Фрагмент текста:
------------

Восхваляет земля Римская Петра и Павла, Азия — Иоанна Богослова, Индийская же земля — Фому-апо-стола, Иерусалимская — Иакова, брата Господня, Андрея Первозванного — всё Поморие, царя Константина — Греческая земля, Владимира — Киевская с окрестными городами, тебя же, великий князь Дмитрий, — вся Русская земля.

В этой похвале князю Дмитрию открывается не совсем обычное для древнерусского автора отношение к библейским персонажам. Д. С. Лихачёв, рассматривая эту похвалу, считал, что «автор последовательно отвергает каждое из уподоблений, так как находит различия в подвигах»12 сравниваемых героев. В. П. Адрианова-Перец, а за ней и Л. А. Дмитриев видели в похвале не различие, а, скорее, превосходство деятельности Дмитрия Донского над перечисленными библейскими праотцами13. На наш взгляд, среди этих 12 сравнений есть как сравнения-сопоставления (например, с Сифом, Ноем или Евером), так и сравнения-противопоставления.

Интересны и необычны именно противопоставления. Их несколько. Коснёмся только двух, самых характерных: с Енохом и Авраамом. Именно стремление вести строгую параллель жизни Дмитрия Донского к библейским архетипам заставило автора адаптировать как библейский текст, так и традиционный взгляд на этих ветхозаветных святых, которых Церковь почитает за образец веры и благочестия до Моисеева Закона.

О Енохе в похвале сказано: «Еноху ли тя уподоблю? Но тъй преселен бысть на землю неведому, твою же душу аггели на небеса съ славою възнесошя». Здесь автор явно переосмыслил сюжет, идя врозь не только с традицией и ветхозаветной экзегезой, но и с источником, т. е. библейским текстом14. В Священном Писании история Еноха вполне определённа. Он был переселён не «на землю неведому», как пишет анонимный автор «Слова о житии...», а «Бог взял его <...> на небо», об этом свидетельствуют и ветхозаветные, и новозаветные книги Библии (Быт. 5:24; Сирах 44: 5,49: 16; Евр. 11: 5 и др.). Более подробно судьба праотца прослеживается в апокрифической книге с характерным названием «Книга о вознесении праведного Еноха», чья первоначальная редакция была известна на Руси ещё с XI столетия15. Учитывая, что автор был начитан, как отзывается о нём большинство исследователей изучаемого нами «Слова...», и использовал для написания своего сочинения ряд литературных памятников, в том числе и апокрифических («Слово на Рождество Христово о пришествии волхвов»16), можно предположить, что он сознательно изменил текст библейского рассказа о Енохе так, как ему было нужно — в сторону превосходства Дмитрия Донского над сравниваемой личностью.

------------

Исходные данные:
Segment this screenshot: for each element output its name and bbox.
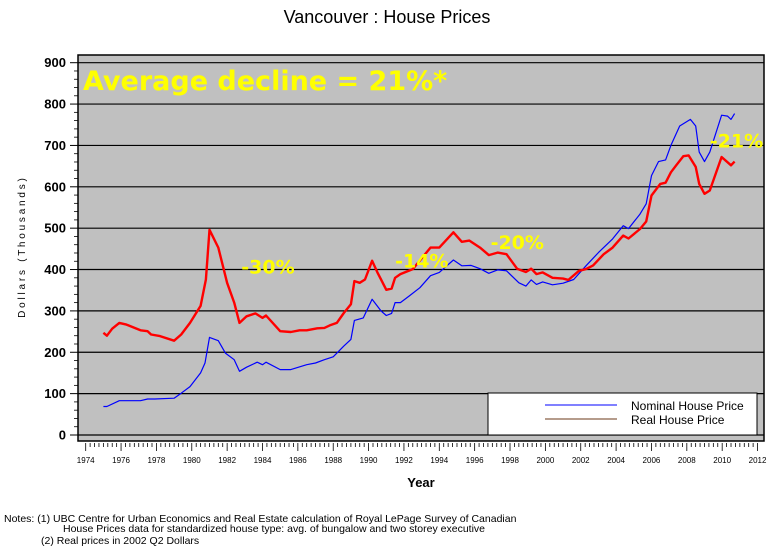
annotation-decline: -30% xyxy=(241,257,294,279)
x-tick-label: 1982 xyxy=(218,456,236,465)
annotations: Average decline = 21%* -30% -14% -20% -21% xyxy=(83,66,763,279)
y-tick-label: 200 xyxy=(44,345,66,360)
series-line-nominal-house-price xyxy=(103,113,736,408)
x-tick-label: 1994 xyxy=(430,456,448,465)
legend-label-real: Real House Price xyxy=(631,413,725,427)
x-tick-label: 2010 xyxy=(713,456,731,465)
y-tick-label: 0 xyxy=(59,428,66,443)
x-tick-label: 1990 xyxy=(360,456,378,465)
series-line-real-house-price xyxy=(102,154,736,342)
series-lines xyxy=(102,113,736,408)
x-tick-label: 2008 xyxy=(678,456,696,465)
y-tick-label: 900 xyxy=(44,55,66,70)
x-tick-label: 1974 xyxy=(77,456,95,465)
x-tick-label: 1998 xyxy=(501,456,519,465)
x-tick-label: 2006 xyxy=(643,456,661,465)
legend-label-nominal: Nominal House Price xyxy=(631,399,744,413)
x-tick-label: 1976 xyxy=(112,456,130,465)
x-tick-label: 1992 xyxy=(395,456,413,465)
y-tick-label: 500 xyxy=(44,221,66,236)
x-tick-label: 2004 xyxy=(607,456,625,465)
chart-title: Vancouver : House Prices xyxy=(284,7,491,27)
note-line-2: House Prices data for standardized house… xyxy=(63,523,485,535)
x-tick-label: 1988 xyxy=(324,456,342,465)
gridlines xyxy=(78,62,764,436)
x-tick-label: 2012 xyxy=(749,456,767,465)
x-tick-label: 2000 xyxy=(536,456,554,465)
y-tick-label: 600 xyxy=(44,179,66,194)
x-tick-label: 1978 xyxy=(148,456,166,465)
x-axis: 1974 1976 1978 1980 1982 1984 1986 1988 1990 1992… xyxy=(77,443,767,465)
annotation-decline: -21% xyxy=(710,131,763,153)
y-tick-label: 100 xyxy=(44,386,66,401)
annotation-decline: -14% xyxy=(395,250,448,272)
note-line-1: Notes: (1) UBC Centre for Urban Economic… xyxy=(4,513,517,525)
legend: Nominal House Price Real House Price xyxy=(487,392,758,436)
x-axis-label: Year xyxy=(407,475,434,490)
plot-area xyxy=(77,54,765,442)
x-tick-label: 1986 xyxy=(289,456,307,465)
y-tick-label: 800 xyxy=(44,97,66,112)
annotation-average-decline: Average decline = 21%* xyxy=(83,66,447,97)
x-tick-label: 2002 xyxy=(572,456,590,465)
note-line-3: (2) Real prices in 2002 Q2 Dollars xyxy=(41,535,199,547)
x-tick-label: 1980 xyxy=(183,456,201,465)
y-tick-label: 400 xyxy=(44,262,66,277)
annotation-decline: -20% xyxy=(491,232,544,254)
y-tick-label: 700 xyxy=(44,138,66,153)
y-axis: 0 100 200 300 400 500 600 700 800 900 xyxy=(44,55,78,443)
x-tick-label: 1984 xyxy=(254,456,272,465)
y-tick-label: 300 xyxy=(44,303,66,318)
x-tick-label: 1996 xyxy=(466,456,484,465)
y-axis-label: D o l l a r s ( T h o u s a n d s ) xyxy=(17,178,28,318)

------------

Задания:
#1 Ответьте на вопросы по фрагменту о похвале Дмитрию Донскому:
(а) Какая земля, согласно похвале, восхваляет Фому-апостола?
(б) Какие два противопоставления автор разбора называет самыми характерными?
(в) С какого столетия на Руси знали первоначальную редакцию «Книги о вознесении праведного Еноха»?
#2 Допишите следующую часть фрагмента о похвале Дмитрию Донскому, начиная сразу после его последнего предложения.

Ответы:
#1
(а) Индийская земля.
(б) Противопоставления с Енохом и Авраамом.
(в) С XI столетия.

#2
Второе противопоставление касается Авраама. Автор «Слова...» поставил «житие» князя Дмитрия выше Авраамова: «Верою уподобися, а житиемь превзыде». Под «житием» здесь имеется в виду «образ жизни», «благочестие», «праведность».

Согласно традиционному взгляду на Авраама, его праведность была безукоризненной, правда, с оговоркой — безукоризненной с точки зрения ветхозаветной нравственности. С точки зрения нравственности христианской, новозаветной, к Аврааму можно было придраться только в одном — в многоженстве.

Вот история личной жизни Авраама согласно Священному Писанию. Авраам имел жену Сарру, от которой не имел детей. «Но Сара, жена Аврамова, не рождала ему. У ней была служанка египтянка, именем Агарь. И сказала Сара Авраму: вот Господь заключил чрево мое, чтобы мне не рождать; войди же к служанке моей: может быть, я буду иметь детей от нее...». И... «Аврам послушался слов Сары» (Быт. 16: 1-2)17. При этом «Бог сказал Аврааму: <.. .> во всем, что скажет тебе Сарра, слушайся голоса ее...» (Быт. 21: 12). После смерти Сарры «взял Авраам еще жену, именем Хепуру» (Быт. 25: 1). Кроме этого, у него были и наложницы, так как перед смертью Авраам отдал «сынам наложниц, которые были у него <.. .> подарки и отослал их». «И скончался Авраам, и умер в старости доброй, престарелый и насыщенный [жизнью]» (Быт. 25: 8).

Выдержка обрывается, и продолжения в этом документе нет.